What the exercise asks:
Continue the blog text about language-exchange meetings below, picking up after its final sentence.
───── Selected excerpt ─────
After shopping we went to the restaurant Oksa at Prisma to have a cup of coffee. There was a menu in the table so I taught Meguru some food vocabulary from it. The menu was a lot easier to use for teaching compared to the price tags which I had been planning to use. I also taught more numbers and we practiced greetings.
Then Meguru showed a blog post which had funny photos and memes about Finnish people and language, and we talked about them. We agreed that some of them are accurate, for example the way Finnish people wait for a bus, and some are pretty exaggerated but still fun 😀
Some of the images made fun of how two different words can sound the same in Finnish. The same applies to Japanese: when we were talking and Meguru asked if I know the word “akita”, I was confused why he would talk about Akita-prefecture (a region in Japan), and also remembered Akita Inu -dog breed. Meguru taught me that “akiru” is a verb, and akita means “got tired of, lost interest in”.
Hey everyone! This is the first post of our German-Spanish meetings, so we look forward it will be a good experience.
Las Monday, 17th September, we met at Fazer Café, located in the city center. I was a bit late, because I had some uni stuff to finish, but as soon as I finished it, I joined my colleagues. While I was away, Sam (the Swiss guy teaching German) started teaching my Mexican colleagues the numbers and some introductory expressions (I was lucky not to miss something I didn’t know yet… ;)).
As for the Spanish teaching, we started with some verbs and the main differences between “ser” and “estar” (Spanish differentiation of the verb to be). We didn’t even know which the main differences were, but we tried to give our best! Additionally, some different expressions in Spanish from Spain and Mexico were taught to Sam, so I think he enjoyed to see how we the Spanish speakers argued and laughed at each other about the different expressions…Quite funny!!
───── Dataset excerpts ─────
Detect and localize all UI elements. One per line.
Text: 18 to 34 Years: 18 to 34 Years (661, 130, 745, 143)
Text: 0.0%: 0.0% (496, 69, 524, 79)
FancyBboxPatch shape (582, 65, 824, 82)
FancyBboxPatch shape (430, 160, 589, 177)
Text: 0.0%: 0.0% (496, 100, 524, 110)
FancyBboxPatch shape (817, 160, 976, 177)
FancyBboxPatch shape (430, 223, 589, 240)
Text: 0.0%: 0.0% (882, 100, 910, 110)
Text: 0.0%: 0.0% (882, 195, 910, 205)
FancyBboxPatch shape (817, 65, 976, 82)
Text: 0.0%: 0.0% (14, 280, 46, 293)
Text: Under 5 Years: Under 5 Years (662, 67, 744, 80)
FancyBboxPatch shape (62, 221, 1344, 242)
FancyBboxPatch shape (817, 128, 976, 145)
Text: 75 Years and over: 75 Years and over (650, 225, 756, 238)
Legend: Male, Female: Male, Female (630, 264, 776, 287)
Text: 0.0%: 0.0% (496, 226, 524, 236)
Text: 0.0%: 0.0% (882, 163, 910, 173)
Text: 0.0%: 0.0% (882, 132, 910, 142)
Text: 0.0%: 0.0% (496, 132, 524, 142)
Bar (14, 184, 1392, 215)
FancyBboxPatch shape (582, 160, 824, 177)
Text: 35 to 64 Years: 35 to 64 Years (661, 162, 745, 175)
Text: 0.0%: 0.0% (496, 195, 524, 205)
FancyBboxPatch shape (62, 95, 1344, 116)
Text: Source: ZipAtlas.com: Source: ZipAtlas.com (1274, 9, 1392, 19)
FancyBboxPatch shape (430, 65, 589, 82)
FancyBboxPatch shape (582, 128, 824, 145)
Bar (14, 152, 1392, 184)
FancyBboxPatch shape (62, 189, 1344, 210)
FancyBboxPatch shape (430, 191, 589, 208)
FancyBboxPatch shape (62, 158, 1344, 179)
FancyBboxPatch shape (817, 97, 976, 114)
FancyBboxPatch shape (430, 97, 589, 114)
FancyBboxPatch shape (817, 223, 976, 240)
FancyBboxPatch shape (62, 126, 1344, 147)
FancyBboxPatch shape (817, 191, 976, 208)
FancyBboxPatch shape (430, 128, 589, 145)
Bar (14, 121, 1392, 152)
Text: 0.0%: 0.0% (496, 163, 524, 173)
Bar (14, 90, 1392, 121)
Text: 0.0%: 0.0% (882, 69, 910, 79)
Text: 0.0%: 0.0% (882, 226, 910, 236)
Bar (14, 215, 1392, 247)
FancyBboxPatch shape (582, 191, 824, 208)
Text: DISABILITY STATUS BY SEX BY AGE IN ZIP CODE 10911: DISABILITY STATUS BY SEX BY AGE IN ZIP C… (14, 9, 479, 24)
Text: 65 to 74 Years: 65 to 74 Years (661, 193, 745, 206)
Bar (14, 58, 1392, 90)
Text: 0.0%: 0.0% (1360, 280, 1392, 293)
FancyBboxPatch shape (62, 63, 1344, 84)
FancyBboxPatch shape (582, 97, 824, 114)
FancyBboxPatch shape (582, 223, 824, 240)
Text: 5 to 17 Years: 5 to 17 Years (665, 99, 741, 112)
─────
Answer to the problem:
This first meeting was a bit light, as it was the first one in which we started teaching. Moreover, we had to know each other better and we were talking some time before and after learning, which I found very interesting and necessary.
Hope next meetings are as nice as this first one!
We decided to hold our first meeting in a place where we could also experience some Finnish aspects – Fazer Café. Once we were able to fix the time (scheduling with a larger group can always be tricky), we all met on Monday evening.
We chose to simultaneously teach / learn from both sides, meaning I taught German and learned Spanish, while my Spanish-speaking friends learned German and taugh Spanish. This method seemed to work well as we were always able to touch on the translations of whatever it was that we were talking about in English at that point.
It was the basics that we focused on, learning how to introduce oneself and counting from 1 to 10 (and a bit above). We also looked at the similarities of the languages in terms of grammar and structure. I was able to learn a bit about the differences between the Spanish spoken in Mexico and in Spain due to the mixed group. This was very interesting to hear. All in all, the group worked well.
There was also an attempt to distinguish the difference between soy and estoy, which apparently is one of the most confusing things in the Spanish language. Soy is used for more permanent stuff, like what you are permanently. Estoy is used for conditions, like what you are right now, but could change…I think. I also finally learned how to count above 5 in Spanish without it then transitioning into Italian, which is what my previous number vocabulary was.
I also showed the difference between German and Swiss German (which is what I speak at home in Switzerland). Since it is an unwritten language, it can be complicated to show this (Ich spreche Schweizerdeutsch vs I rede Schwiizerdütsch). There is still quite a big difference in my opinion. I will stick to teaching “normal” German though!
We had a few coffees and tasted some Finnish liquorice chocolates. I kinda liked them, but I can see how they aren’t for everyone. Definitely better than Salmiakki, that’s for sure.